# Given request
Say the number of lines containing the string "AAAUUCG", and say nothing else.

Collected data entries:
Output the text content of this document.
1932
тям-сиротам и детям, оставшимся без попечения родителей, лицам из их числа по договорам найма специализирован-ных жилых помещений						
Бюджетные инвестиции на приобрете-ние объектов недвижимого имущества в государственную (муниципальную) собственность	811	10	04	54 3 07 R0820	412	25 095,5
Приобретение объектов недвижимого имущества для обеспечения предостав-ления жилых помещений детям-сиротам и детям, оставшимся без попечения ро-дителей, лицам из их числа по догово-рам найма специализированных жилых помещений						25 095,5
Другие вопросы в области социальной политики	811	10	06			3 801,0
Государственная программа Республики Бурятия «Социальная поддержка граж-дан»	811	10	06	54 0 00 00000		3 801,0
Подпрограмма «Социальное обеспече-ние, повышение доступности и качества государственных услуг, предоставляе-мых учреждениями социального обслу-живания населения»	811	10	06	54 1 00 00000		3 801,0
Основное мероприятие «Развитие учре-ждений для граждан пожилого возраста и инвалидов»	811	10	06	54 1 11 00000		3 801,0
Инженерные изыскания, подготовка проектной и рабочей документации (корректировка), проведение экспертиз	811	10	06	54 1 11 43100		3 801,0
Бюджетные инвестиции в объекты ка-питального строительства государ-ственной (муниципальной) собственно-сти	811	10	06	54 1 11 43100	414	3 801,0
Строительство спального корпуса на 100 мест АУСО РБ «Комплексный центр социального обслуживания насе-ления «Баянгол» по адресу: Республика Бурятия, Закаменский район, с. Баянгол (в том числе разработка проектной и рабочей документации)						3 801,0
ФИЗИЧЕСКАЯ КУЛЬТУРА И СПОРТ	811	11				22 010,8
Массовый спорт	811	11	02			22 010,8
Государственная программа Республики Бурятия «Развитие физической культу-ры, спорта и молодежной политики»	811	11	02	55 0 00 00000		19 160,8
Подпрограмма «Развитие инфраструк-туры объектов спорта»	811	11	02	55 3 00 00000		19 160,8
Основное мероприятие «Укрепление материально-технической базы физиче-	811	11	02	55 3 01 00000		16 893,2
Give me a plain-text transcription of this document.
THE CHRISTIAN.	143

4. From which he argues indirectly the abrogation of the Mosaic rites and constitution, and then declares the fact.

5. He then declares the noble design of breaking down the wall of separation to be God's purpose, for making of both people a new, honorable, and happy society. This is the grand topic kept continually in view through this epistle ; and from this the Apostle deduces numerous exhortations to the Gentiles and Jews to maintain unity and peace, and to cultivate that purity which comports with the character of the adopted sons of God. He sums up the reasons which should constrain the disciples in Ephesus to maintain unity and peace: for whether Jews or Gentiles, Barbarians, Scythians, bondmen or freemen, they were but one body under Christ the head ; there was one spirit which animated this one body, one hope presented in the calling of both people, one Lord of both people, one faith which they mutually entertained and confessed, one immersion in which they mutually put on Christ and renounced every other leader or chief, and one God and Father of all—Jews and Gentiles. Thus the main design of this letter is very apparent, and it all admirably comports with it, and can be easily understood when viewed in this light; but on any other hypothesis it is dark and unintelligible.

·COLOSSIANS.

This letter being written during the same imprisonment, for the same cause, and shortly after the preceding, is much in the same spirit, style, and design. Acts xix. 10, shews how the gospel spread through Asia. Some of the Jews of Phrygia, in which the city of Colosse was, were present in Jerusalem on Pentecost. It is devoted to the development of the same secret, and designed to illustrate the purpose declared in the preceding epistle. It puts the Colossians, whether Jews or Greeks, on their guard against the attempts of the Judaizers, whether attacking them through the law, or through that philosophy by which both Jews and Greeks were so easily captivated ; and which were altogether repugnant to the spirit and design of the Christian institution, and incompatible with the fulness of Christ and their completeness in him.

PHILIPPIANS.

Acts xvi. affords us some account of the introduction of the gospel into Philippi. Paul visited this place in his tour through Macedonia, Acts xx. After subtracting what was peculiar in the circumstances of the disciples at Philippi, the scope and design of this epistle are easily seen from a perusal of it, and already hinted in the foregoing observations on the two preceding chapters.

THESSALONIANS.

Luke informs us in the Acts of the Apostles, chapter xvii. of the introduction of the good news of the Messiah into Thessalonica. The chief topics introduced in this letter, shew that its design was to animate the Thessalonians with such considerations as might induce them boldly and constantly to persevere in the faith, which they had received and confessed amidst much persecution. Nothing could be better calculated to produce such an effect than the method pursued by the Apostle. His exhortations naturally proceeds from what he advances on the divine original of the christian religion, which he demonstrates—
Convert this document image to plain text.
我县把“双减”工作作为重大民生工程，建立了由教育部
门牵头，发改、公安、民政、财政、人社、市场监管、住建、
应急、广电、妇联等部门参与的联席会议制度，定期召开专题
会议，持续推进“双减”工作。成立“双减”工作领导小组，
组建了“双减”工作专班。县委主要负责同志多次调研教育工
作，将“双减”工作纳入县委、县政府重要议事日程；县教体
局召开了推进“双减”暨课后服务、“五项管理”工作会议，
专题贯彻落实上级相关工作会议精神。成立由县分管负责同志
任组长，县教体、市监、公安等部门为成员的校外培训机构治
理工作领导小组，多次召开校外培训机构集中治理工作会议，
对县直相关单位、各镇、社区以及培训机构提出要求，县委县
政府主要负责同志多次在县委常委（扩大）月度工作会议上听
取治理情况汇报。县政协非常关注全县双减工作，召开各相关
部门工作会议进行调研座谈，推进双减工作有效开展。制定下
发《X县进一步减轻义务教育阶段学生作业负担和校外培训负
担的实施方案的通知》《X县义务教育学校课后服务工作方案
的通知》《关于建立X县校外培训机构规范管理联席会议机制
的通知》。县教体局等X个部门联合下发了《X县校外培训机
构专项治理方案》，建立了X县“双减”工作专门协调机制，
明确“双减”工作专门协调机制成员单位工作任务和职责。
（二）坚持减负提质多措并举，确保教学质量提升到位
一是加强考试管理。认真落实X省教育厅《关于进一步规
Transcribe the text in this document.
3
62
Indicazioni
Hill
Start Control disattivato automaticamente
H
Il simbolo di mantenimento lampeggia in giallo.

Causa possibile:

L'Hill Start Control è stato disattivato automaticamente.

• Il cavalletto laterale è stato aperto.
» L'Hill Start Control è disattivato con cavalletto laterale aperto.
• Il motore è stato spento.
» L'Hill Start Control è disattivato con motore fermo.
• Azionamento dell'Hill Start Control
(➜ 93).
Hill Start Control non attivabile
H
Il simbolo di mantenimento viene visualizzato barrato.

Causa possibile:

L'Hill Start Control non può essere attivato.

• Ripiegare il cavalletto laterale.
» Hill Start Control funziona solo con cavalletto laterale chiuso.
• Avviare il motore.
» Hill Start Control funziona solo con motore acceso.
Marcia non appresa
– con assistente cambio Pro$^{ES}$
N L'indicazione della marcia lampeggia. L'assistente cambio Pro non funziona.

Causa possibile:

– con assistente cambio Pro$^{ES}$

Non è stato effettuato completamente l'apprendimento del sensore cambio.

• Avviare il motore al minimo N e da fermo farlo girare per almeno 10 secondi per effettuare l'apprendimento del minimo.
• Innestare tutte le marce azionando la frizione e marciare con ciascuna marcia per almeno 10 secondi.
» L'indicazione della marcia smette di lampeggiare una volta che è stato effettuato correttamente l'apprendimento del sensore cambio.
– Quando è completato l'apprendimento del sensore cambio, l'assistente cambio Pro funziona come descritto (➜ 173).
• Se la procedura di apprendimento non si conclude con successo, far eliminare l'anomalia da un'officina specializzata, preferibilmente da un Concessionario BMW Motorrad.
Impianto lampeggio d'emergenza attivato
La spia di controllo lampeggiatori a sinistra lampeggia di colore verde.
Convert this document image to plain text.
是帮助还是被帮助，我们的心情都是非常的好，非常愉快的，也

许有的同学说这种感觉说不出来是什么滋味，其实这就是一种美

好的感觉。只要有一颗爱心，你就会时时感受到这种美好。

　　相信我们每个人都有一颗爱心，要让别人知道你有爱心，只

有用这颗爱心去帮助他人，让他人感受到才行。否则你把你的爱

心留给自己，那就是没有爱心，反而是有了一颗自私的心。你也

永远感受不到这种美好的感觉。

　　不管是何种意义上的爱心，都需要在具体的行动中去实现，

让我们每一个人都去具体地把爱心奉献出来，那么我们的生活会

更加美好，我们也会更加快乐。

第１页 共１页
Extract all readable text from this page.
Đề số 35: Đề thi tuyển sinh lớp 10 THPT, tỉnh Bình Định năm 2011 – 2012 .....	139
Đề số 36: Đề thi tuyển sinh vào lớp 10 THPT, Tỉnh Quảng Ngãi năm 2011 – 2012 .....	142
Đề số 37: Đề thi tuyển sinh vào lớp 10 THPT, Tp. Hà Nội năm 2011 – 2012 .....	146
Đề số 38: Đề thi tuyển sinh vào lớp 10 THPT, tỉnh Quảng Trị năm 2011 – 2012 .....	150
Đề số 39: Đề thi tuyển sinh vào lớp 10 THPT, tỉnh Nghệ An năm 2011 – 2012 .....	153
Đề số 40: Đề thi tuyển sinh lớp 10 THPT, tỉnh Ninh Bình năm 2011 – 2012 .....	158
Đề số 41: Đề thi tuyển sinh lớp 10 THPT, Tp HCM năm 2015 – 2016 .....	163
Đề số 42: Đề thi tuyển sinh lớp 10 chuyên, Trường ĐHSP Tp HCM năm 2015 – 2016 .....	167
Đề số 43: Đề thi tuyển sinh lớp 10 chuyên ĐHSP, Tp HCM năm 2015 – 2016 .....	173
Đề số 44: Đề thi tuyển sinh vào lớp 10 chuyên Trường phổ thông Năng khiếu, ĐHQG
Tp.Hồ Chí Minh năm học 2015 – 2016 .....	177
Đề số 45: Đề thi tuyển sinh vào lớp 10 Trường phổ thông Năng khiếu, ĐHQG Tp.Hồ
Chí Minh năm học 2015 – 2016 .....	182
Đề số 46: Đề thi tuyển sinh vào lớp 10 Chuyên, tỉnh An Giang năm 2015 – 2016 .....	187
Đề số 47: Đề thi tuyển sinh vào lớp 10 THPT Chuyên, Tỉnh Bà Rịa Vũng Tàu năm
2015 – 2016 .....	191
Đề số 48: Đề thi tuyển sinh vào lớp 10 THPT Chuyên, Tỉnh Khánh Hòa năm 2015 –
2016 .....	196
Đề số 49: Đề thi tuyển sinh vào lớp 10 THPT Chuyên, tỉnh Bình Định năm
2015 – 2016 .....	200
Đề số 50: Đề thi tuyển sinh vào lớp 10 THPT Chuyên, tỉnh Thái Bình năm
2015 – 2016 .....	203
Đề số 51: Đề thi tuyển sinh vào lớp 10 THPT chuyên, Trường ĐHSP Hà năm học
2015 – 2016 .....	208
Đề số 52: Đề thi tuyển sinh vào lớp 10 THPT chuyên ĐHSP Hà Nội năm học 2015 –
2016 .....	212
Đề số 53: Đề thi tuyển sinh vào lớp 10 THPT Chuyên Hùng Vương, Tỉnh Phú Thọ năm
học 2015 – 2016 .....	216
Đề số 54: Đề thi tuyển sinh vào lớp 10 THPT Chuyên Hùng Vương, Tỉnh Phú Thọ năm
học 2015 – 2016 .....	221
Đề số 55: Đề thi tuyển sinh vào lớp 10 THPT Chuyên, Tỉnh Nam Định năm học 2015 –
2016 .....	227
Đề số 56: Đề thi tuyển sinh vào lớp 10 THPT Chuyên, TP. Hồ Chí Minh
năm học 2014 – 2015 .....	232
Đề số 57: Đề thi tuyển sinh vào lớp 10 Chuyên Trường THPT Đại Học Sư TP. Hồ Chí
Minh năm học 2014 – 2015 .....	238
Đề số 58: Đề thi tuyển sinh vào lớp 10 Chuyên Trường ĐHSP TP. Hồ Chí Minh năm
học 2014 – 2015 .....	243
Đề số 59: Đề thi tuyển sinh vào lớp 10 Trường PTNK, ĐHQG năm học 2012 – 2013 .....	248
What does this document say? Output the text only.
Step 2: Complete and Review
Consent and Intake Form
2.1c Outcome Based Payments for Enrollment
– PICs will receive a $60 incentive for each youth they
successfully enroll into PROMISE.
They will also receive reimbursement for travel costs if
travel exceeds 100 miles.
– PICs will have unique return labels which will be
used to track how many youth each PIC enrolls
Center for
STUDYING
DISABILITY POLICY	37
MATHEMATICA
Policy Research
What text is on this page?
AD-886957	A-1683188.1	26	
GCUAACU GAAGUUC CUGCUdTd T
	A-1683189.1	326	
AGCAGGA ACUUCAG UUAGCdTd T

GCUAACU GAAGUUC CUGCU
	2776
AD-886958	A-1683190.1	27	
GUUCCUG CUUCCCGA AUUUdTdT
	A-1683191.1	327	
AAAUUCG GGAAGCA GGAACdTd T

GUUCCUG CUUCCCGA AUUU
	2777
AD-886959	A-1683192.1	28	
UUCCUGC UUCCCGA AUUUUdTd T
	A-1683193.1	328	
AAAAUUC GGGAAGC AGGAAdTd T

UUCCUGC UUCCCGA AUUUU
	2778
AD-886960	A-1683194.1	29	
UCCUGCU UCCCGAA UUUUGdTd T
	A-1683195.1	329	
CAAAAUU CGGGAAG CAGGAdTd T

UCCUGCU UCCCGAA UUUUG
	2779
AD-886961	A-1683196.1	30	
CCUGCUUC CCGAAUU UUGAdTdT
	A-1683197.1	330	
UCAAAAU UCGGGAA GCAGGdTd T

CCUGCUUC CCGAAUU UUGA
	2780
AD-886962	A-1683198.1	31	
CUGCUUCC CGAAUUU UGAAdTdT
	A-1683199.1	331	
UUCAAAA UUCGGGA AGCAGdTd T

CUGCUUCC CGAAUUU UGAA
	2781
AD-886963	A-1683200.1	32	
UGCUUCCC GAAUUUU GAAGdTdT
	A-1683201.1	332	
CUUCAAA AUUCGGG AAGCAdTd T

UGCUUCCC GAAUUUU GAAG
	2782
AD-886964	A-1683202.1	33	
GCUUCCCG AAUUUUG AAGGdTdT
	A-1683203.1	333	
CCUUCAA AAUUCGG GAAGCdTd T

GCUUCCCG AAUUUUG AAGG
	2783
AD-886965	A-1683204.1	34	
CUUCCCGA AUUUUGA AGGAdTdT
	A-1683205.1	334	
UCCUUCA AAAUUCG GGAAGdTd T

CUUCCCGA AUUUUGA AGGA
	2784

# Solution for this exercise
2